-------- INPUT ROWS
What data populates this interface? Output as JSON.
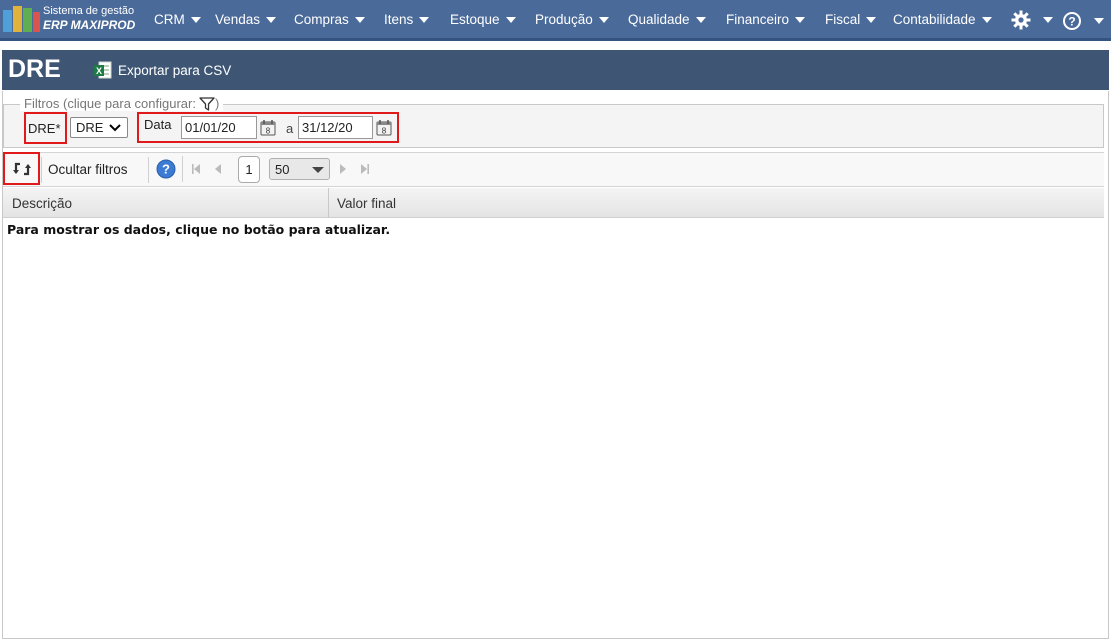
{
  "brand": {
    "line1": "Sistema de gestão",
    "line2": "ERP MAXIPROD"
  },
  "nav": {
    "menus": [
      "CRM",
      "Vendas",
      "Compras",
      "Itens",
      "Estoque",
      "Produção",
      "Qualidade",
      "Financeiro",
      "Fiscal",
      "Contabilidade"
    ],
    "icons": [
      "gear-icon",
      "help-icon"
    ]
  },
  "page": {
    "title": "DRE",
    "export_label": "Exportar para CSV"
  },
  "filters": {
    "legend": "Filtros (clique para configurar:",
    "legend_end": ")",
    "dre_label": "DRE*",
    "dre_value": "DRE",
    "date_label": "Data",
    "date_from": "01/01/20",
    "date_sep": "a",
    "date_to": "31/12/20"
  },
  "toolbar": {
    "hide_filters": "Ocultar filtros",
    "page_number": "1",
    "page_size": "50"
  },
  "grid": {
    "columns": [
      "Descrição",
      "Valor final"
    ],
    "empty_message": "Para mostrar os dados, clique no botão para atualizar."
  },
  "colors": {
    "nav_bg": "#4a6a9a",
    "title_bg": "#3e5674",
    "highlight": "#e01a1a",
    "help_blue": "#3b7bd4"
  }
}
----------------
#### EXERCISE BRIEF:
Without including any pictures, please restate all the records exactly.

#### ANSWER TO THIS PROBLEM:
What data populates this interface? Output as JSON.
{
  "brand": {
    "line1": "Sistema de gestão",
    "line2": "ERP MAXIPROD"
  },
  "nav": {
    "menus": [
      "CRM",
      "Vendas",
      "Compras",
      "Itens",
      "Estoque",
      "Produção",
      "Qualidade",
      "Financeiro",
      "Fiscal",
      "Contabilidade"
    ],
    "icons": [
      "gear-icon",
      "help-icon"
    ]
  },
  "page": {
    "title": "DRE",
    "export_label": "Exportar para CSV"
  },
  "filters": {
    "legend": "Filtros (clique para configurar:",
    "legend_end": ")",
    "dre_label": "DRE*",
    "dre_value": "DRE",
    "date_label": "Data",
    "date_from": "01/01/20",
    "date_sep": "a",
    "date_to": "31/12/20"
  },
  "toolbar": {
    "hide_filters": "Ocultar filtros",
    "page_number": "1",
    "page_size": "50"
  },
  "grid": {
    "columns": [
      "Descrição",
      "Valor final"
    ],
    "empty_message": "Para mostrar os dados, clique no botão para atualizar."
  },
  "colors": {
    "nav_bg": "#4a6a9a",
    "title_bg": "#3e5674",
    "highlight": "#e01a1a",
    "help_blue": "#3b7bd4"
  }
}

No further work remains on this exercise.